§ **Testo del documento**
===============

Registrato tra aprile 2009 e febbraio 2010, "Double Sextet - 2x5" è miele ritmico per palati fini. Una salsa acustico-elettrica che saluta la fine del prima decade del terzo millennio ed abbraccia l'inizio degli "anni dieci".

Le tre composizioni del doppio sestetto hanno valso a Reich il premio Pulitzer 2009 per la musica, dato a questa registrazione in quanto

"lavoro importante che dimostra l'abilità di incanalare l'iniziale impeto di energia in un evento musicale di grande respiro, costruito con controllo magistrale e che stuzzica consistentemente l'orecchio".

Stupisce, come nota Reich nelle note di copertina, che il premio non fosse già arrivato con "Drumming" (1970/1971), o aggiungo io anche "Four Organs" (1970) o "Clapping Music" (1972), cioè quarant'anni prima. Ma ancora di più stupisce - in fondo - quanto le sei composizioni (non solo le tre prescelte dal premio) siano imperfettibili, composte da un settantaquatrenne dalle idee chiare e rare.

Due sestetti contrapposti, sgranati in tre composizioni dai titoli che non chiedono se non poche, sbrigative indicazioni: Fast - Slow - Fast. E simmetricamente tre pezzi per doppio quintetto (2x5), qui con il famoso Bang On A Can (2 chitarre elettriche, basso elettrico e batteria) raddoppiato in sala di registrazione e separato nei due canali stereo per una rara esperienza aurale.

Non è forse un caso che a Reich arrivi l'attenzione dell'establishment proprio in questo mutamento di decennio. Lui che - insieme al suo doppelgaenger Philip Glass -  dagli anni Settanta erano stati gli elementi più creativi della musica statunitense (se eccettuiamo il Miles Agonistes di On The Corner o Pangaea - ça va sans dire), eppure trattati con una sorta di distante accondiscendenza.

"2x5" rende estatici per i suoi timbri rock che ci potrebbero parlare con accordi slabbrati e ritmiche imprecise ed invece trasmettono perfezione, comando, frammentazione ritmica assoluta. E gioia di vivere e una metricità poetica da catena di montaggio del terziario avanzato. Due piani e due bassi come ossatura ritmica, e gli armonici delle chitarre (trattate e sublimi, quasi a suonare come zyther) diventano gli auguri di questi strani tempi dispari, ma anche di questo mondo dove molti sono in crisi e altri sommamente ricchi. E dove non ci sono vie di mezzo e tutto è veloce (Fast) o lento (Slow).

===============

§ **Materiale fornito**
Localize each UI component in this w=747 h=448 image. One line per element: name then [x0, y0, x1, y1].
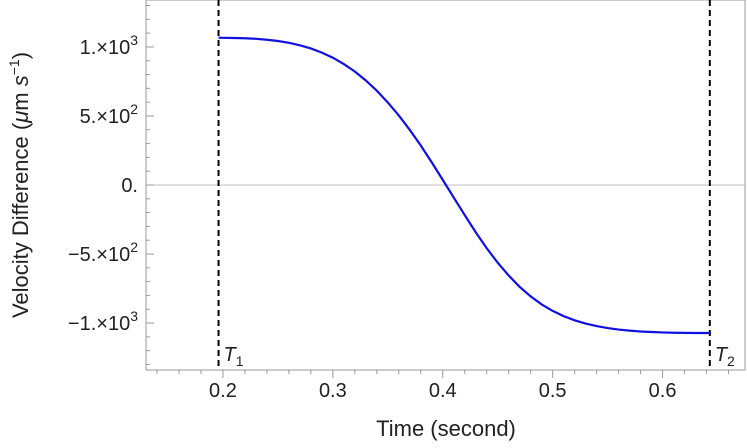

===============

§ **Cosa fare**
[1] Trascrivi dalla recensione il passo che va da "Due sestetti contrapposti, sgranati" fino a "rara esperienza aurale." compreso.
[2] Elenca tutte le opere con cui, secondo la recensione, il premio sarebbe potuto arrivare prima, e riporta per ciascuna l'anno indicato.
Per rispondere basati esclusivamente sulla recensione.

§ **Risposte**
[1]
Due sestetti contrapposti, sgranati in tre composizioni dai titoli che non chiedono se non poche, sbrigative indicazioni: Fast - Slow - Fast. E simmetricamente tre pezzi per doppio quintetto (2x5), qui con il famoso Bang On A Can (2 chitarre elettriche, basso elettrico e batteria) raddoppiato in sala di registrazione e separato nei due canali stereo per una rara esperienza aurale.

[2]
- "Drumming" (1970/1971)
- "Four Organs" (1970)
- "Clapping Music" (1972)